SUPPLIED RECORDS –

----------

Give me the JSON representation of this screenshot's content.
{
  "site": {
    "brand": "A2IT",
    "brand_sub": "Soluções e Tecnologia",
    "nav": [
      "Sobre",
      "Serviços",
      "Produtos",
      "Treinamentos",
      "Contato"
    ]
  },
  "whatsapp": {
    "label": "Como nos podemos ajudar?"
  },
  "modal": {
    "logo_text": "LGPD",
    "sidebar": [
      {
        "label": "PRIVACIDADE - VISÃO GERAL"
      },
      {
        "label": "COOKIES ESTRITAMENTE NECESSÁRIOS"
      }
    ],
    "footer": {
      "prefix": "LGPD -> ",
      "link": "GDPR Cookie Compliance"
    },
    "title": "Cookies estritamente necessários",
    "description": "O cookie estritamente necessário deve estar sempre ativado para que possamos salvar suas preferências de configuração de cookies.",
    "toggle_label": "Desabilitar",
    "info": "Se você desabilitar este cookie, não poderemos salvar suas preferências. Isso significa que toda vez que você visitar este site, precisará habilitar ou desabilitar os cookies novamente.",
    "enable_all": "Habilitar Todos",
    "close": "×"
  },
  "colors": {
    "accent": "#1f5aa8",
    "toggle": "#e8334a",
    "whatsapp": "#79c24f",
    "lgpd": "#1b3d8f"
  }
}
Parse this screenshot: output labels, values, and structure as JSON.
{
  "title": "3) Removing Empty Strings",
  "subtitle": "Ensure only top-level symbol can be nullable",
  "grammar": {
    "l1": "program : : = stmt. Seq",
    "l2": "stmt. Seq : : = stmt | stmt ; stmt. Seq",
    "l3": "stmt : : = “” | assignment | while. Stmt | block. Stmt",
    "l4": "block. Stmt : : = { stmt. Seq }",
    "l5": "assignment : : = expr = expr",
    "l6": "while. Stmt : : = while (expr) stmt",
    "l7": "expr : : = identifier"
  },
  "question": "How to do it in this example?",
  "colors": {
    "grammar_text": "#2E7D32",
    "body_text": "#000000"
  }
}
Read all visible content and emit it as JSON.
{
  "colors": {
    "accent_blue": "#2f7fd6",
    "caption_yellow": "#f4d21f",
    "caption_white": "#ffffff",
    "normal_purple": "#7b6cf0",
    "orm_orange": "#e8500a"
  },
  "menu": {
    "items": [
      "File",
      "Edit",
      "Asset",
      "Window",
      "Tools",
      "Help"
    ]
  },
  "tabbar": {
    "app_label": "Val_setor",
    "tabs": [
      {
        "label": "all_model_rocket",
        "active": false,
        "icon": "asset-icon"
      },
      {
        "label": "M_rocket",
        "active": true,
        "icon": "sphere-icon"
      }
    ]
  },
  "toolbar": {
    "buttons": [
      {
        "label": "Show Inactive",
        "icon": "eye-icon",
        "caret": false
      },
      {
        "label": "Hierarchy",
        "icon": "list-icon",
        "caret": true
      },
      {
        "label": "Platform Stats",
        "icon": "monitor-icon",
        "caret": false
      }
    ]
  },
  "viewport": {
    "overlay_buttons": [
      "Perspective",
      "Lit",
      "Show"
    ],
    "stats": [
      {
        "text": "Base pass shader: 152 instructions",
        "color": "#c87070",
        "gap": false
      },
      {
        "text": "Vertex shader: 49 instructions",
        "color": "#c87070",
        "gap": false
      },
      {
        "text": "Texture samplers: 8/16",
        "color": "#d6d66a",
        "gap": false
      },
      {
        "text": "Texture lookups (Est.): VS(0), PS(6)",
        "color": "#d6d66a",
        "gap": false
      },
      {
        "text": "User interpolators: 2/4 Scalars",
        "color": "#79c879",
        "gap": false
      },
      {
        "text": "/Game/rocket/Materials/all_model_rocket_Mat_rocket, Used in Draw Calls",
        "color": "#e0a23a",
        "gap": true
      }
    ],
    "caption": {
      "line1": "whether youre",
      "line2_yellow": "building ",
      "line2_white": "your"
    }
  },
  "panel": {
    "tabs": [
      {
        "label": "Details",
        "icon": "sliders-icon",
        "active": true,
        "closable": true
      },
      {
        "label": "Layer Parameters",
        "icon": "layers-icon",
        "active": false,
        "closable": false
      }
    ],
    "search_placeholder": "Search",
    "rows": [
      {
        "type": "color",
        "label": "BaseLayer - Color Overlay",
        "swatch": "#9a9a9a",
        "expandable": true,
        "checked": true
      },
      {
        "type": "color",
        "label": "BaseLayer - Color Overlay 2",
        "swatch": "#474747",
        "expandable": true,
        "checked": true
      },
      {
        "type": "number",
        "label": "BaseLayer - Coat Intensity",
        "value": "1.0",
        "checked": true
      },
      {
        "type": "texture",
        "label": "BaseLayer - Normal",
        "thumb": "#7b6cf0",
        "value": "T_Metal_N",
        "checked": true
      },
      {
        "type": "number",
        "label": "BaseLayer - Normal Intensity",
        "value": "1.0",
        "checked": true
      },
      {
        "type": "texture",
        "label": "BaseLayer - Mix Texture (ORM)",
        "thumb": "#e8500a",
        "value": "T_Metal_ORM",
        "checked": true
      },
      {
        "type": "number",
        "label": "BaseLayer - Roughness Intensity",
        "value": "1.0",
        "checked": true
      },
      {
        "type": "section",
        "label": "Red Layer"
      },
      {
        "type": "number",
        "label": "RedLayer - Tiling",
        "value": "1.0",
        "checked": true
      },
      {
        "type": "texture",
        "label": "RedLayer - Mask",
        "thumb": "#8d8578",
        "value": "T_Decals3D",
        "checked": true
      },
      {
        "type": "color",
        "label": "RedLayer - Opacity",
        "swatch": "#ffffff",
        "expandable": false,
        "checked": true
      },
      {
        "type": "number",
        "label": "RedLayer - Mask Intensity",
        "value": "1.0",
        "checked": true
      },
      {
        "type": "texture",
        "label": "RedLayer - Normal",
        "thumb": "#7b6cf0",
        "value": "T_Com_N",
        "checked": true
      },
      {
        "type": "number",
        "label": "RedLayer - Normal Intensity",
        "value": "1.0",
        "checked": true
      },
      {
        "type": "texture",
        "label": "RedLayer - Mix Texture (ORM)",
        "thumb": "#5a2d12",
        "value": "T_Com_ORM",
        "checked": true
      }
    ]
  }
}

----------

WHAT TO WORK ON –
Your answer should be a single number: the count of lines in the material above that contain "Intensity".

RESPONSE TO THE TASK –
5